↓↓↓

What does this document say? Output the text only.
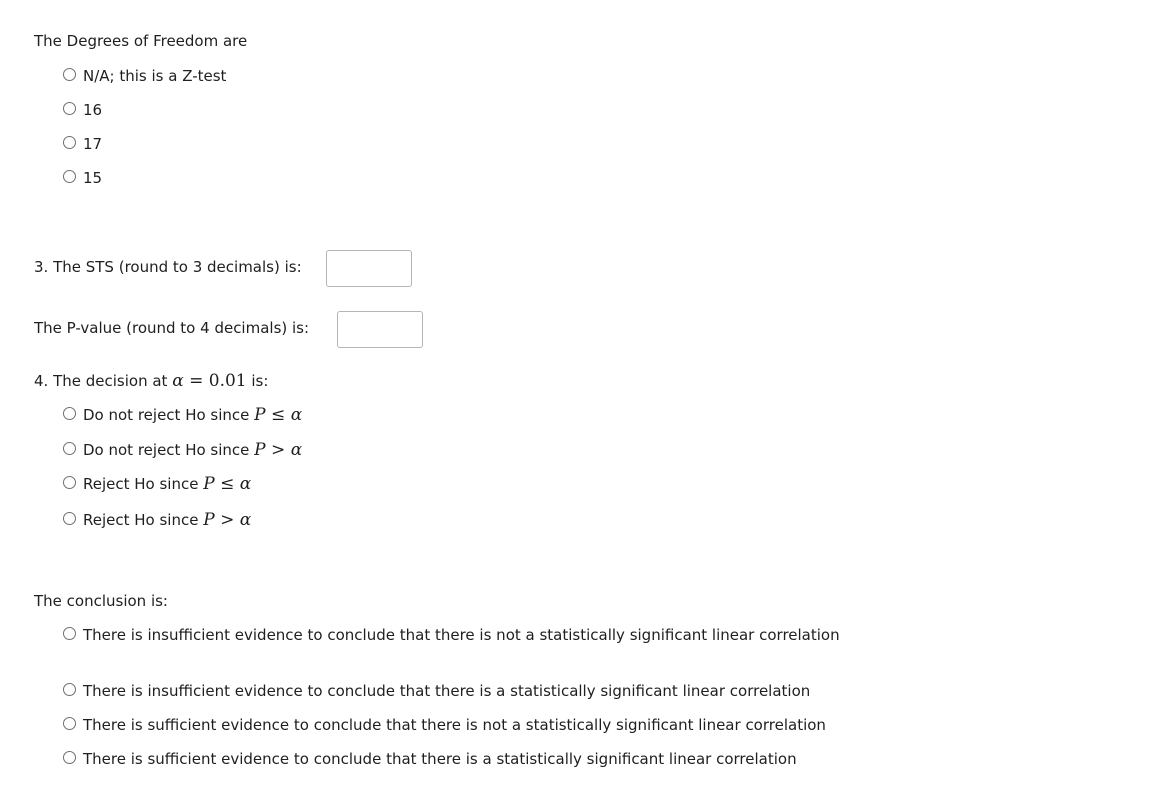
The Degrees of Freedom are
N/A; this is a Z-test
16
17
15
3. The STS (round to 3 decimals) is:
The P-value (round to 4 decimals) is:
4. The decision at α = 0.01 is:
Do not reject Ho since P ≤ α
Do not reject Ho since P > α
Reject Ho since P ≤ α
Reject Ho since P > α
The conclusion is:
There is insufficient evidence to conclude that there is not a statistically significant linear correlation
There is insufficient evidence to conclude that there is a statistically significant linear correlation
There is sufficient evidence to conclude that there is not a statistically significant linear correlation
There is sufficient evidence to conclude that there is a statistically significant linear correlation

↑↑↑

Short exercise:
Each line of the material must be retyped exactly, except that images are omitted.

Reply to the task:
What does this document say? Output the text only.
The Degrees of Freedom are
N/A; this is a Z-test
16
17
15
3. The STS (round to 3 decimals) is:
The P-value (round to 4 decimals) is:
4. The decision at α = 0.01 is:
Do not reject Ho since P ≤ α
Do not reject Ho since P > α
Reject Ho since P ≤ α
Reject Ho since P > α
The conclusion is:
There is insufficient evidence to conclude that there is not a statistically significant linear correlation
There is insufficient evidence to conclude that there is a statistically significant linear correlation
There is sufficient evidence to conclude that there is not a statistically significant linear correlation
There is sufficient evidence to conclude that there is a statistically significant linear correlation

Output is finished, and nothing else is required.